→ Objective: Wherever the string "none" occurs in a line of these records, report that line.

Dataset records on visual material:
/---
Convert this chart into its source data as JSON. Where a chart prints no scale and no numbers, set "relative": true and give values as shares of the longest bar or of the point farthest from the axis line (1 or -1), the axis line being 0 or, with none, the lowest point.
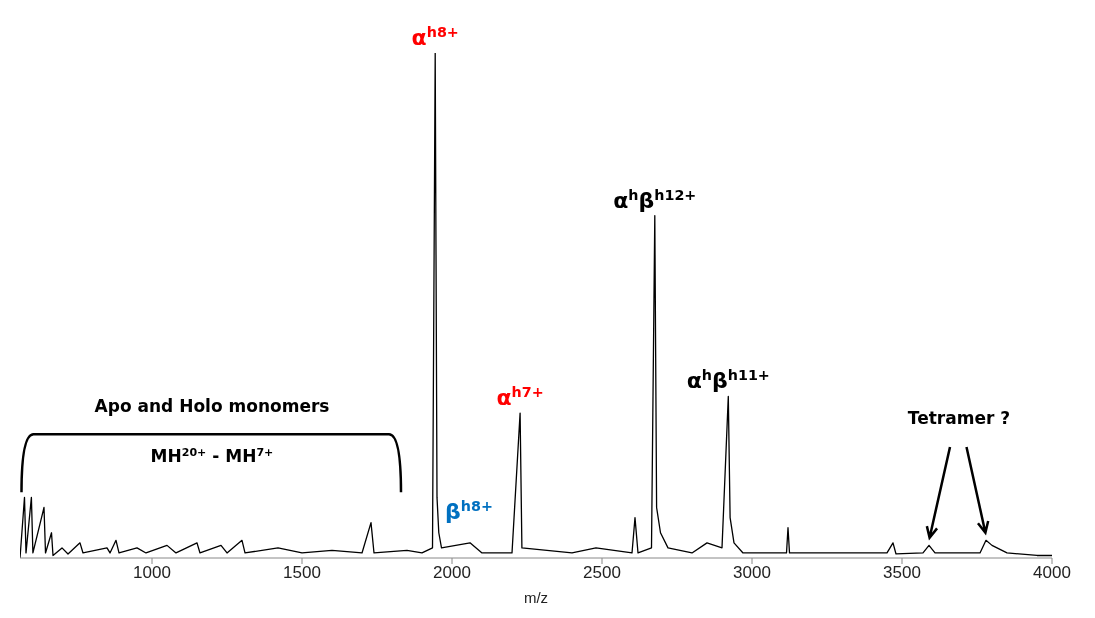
{
  "chart_data": {
    "type": "line",
    "relative": true,
    "xlabel": "m/z",
    "xlim": [
      560,
      4000
    ],
    "xticks": [
      1000,
      1500,
      2000,
      2500,
      3000,
      3500,
      4000
    ],
    "tick_labels": "x",
    "marker": "none",
    "line_style": "solid",
    "series": [
      {
        "color": "#000000",
        "x": [
          560,
          575,
          580,
          598,
          603,
          640,
          645,
          665,
          670,
          700,
          720,
          760,
          770,
          850,
          860,
          880,
          890,
          950,
          980,
          1050,
          1080,
          1150,
          1160,
          1230,
          1250,
          1300,
          1310,
          1420,
          1500,
          1600,
          1700,
          1730,
          1740,
          1850,
          1900,
          1935,
          1944,
          1950,
          1956,
          1965,
          2060,
          2100,
          2200,
          2227,
          2233,
          2400,
          2480,
          2600,
          2610,
          2620,
          2665,
          2676,
          2682,
          2695,
          2720,
          2800,
          2850,
          2900,
          2921,
          2927,
          2940,
          2970,
          3115,
          3120,
          3125,
          3450,
          3470,
          3480,
          3570,
          3590,
          3610,
          3760,
          3780,
          3800,
          3850,
          3950,
          4000
        ],
        "values": [
          0.0,
          0.12,
          0.01,
          0.12,
          0.01,
          0.1,
          0.01,
          0.05,
          0.005,
          0.02,
          0.008,
          0.03,
          0.01,
          0.02,
          0.01,
          0.035,
          0.01,
          0.02,
          0.01,
          0.025,
          0.01,
          0.03,
          0.01,
          0.025,
          0.01,
          0.035,
          0.01,
          0.02,
          0.01,
          0.015,
          0.01,
          0.07,
          0.01,
          0.015,
          0.01,
          0.02,
          1.0,
          0.12,
          0.05,
          0.02,
          0.03,
          0.01,
          0.01,
          0.287,
          0.02,
          0.01,
          0.02,
          0.01,
          0.08,
          0.01,
          0.02,
          0.678,
          0.1,
          0.05,
          0.02,
          0.01,
          0.03,
          0.02,
          0.32,
          0.08,
          0.03,
          0.01,
          0.01,
          0.06,
          0.01,
          0.01,
          0.03,
          0.008,
          0.01,
          0.025,
          0.01,
          0.01,
          0.035,
          0.025,
          0.01,
          0.005,
          0.005
        ]
      }
    ],
    "annotations": [
      {
        "text": "α$^{h8+}$",
        "x": 1944,
        "y": 1.0
      },
      {
        "text": "β$^{h8+}$",
        "x": 1950,
        "y": 0.12
      },
      {
        "text": "α$^{h7+}$",
        "x": 2227,
        "y": 0.287
      },
      {
        "text": "α$^{h}$β$^{h12+}$",
        "x": 2676,
        "y": 0.678
      },
      {
        "text": "α$^{h}$β$^{h11+}$",
        "x": 2921,
        "y": 0.32
      },
      "Apo and Holo monomers",
      "MH$^{20+}$ - MH$^{7+}$",
      "Tetramer ?"
    ]
  }
}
\---
→ Right answer:
Convert this chart into its source data as JSON. Where a chart prints no scale and no numbers, set "relative": true and give values as shares of the longest bar or of the point farthest from the axis line (1 or -1), the axis line being 0 or, with none, the lowest point.
    "marker": "none",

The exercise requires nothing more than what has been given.